- [TEXT SHOWN]
--------------------------------
Friday, December 05, 2008

Changing of the Guard

Get ready for a historic year, folks: 2009 will see the two most prominent posts in the English-speaking Catholic world both changing hands.

One, of course, is New York... and the other is Westminster, the 500,000-member primatial see of England and Wales, where Cardinal Cormac Murphy-O'Connor reached the retirement age in August 2007.

The tenth archbishop since the abolition of the Reformation-era penal laws and the hierarchy's 1850 reestablishment, Murphy-O'Connor (above) was named to the post in 2000 in succession to the epochal Basil Hume, and given the red hat quickly thereafter.

Yet as British Catholics historically eclipsed Anglicans nationwide in terms of Sunday attendance and Tony Blair "Poped" in his private chapel, the Irish-blooded prelate who spent three decades as bishop of Arundel and Brighton along the South Coast before his surprising ascent to the capital has proven to be a quiet, pastoral -- and, yes, sometimes controversial -- figure in his predecessor's titanic, Benedictine shadow.

Even so, the British press -- no strangers to stirring the pot -- have gone into overdrive for some weeks (...make that months ...actually, well over a year) now in advance of the cardinal's Sunday departure for Rome, and a private audience with Pope Benedict at which his succession is "highly likely" to come up.

The Archbishop of Westminster wants Pope Benedict XVI to name his successor in the next three months.

He offered his resignation when he reached the mandatory retirement age of 75 in August last year but the Pontiff asked him to remain in office until the most suitable candidate was found to replace him.

After an exhaustive search, a shortlist, or terna, has now been drawn up by Archbishop Faustino Sainz Munoz, the papal nuncio – or ambassador - to Great Britain, who will deliver it in person to the Vatican before Christmas.

Cardinal Murphy-O’Connor is making very few diary appointments after that time, while arrangements are in place for him to retire to a six-bedroom house in Chiswick, west London.

He has been telling acquaintances that he does not think there is long to go before he will be able to step down.

The official purpose of the Cardinal’s visit to Rome is to attend five days of meetings of the Pontifical Council for the Promotion of Christian Unity, of which he is a member.

But he has an appointment for a private audience with the Pope on Thursday.....
--------------------------------
(Data records)
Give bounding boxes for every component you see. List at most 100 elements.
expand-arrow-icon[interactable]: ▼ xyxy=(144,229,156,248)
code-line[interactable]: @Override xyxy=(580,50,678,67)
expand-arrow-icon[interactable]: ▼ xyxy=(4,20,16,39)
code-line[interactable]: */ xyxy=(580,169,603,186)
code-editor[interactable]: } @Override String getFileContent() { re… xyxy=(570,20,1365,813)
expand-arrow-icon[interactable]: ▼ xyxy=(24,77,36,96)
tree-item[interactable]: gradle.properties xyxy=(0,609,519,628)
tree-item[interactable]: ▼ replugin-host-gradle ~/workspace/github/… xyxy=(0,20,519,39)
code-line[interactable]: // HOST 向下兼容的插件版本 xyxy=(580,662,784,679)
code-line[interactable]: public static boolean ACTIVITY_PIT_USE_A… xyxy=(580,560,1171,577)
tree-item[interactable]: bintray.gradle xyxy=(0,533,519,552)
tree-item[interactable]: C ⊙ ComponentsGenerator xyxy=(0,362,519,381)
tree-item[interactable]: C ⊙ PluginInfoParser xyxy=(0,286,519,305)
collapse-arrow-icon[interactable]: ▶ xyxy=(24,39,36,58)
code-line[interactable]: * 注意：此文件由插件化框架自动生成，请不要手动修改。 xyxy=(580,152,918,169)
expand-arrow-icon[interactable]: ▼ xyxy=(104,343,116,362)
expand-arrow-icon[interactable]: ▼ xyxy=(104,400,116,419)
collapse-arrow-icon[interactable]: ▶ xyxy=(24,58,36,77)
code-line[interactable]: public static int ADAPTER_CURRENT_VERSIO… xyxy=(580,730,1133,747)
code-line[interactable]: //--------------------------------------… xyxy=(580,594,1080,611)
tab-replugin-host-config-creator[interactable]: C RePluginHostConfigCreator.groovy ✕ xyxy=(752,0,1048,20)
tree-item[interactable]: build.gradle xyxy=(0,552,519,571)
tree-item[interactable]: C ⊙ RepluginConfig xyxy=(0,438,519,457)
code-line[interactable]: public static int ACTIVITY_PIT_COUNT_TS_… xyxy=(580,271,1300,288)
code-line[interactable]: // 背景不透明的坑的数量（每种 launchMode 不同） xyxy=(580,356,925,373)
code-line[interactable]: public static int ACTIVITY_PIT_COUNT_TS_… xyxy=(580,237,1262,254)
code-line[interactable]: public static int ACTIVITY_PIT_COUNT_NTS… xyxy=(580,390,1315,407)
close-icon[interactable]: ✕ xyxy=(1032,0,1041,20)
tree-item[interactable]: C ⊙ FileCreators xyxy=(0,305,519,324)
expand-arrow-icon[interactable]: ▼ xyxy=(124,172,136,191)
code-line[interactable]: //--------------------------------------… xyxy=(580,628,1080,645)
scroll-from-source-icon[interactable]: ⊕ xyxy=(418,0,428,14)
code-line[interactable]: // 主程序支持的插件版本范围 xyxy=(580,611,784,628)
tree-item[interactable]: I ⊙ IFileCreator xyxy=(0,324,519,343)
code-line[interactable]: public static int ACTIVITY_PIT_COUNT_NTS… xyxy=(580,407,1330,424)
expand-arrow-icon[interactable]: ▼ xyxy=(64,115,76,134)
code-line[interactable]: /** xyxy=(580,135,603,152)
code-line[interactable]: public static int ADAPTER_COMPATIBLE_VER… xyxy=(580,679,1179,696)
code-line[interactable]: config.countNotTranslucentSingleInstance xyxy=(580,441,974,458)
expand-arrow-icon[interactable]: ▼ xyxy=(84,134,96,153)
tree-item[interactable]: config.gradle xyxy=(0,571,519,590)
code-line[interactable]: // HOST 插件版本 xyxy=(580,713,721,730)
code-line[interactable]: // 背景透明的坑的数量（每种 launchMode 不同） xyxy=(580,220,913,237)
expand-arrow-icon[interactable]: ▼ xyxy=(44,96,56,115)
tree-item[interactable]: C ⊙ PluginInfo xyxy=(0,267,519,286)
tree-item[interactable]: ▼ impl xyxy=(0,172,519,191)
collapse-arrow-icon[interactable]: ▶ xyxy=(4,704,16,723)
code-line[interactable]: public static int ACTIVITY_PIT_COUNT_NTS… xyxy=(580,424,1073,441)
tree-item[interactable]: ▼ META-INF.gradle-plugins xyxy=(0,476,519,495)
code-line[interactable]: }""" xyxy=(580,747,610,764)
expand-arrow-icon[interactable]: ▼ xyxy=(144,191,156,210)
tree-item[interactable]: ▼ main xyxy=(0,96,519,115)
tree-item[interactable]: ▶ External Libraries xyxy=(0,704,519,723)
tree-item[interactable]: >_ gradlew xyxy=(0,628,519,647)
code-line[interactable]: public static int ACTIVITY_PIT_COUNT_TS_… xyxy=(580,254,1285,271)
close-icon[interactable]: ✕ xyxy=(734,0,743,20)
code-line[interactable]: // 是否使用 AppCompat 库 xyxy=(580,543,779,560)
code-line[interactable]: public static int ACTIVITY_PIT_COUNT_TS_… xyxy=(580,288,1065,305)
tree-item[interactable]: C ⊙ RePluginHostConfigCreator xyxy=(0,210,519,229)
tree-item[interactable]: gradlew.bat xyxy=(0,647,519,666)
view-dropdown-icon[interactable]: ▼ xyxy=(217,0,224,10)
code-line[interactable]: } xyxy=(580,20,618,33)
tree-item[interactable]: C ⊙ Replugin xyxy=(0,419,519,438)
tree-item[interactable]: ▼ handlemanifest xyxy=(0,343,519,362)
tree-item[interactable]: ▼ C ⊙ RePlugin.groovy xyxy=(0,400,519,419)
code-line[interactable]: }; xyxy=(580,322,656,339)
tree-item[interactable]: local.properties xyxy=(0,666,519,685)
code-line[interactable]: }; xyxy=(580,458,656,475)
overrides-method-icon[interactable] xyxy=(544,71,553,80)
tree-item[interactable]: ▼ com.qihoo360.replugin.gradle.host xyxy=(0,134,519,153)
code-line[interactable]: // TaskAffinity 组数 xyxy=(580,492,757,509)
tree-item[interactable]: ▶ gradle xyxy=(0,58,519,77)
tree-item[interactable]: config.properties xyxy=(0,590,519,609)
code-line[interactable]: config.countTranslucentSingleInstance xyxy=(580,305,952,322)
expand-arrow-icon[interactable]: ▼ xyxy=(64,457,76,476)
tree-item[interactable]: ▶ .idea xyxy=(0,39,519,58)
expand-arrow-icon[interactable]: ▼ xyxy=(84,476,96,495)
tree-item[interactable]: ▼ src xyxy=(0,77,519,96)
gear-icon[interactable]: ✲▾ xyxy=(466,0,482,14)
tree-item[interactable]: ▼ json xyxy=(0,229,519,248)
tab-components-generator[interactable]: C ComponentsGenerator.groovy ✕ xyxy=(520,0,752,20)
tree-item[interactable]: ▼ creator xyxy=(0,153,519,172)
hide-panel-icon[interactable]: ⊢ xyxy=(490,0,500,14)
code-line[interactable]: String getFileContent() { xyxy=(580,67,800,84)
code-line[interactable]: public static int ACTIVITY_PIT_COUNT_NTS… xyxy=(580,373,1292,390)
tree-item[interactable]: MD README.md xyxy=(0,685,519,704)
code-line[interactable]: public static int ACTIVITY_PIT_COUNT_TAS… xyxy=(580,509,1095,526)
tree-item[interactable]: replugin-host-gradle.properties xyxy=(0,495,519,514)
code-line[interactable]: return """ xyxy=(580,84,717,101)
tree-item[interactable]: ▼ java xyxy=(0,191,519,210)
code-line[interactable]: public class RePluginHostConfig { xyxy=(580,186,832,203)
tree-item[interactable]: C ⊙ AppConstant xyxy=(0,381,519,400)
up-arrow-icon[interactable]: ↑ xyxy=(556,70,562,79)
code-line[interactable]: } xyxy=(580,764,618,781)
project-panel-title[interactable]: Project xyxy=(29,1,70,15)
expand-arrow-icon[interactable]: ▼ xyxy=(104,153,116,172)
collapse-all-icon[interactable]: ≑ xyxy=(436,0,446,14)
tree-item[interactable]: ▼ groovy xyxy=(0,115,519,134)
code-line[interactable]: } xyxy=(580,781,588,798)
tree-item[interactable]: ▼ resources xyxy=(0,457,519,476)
--------------------------------
- [WHAT YOU SHOULD DO]
According to the post about the Westminster succession, where will Cardinal Murphy-O'Connor live in retirement?

- [ANSWER TO THE EXERCISE]
A six-bedroom house in Chiswick, west London.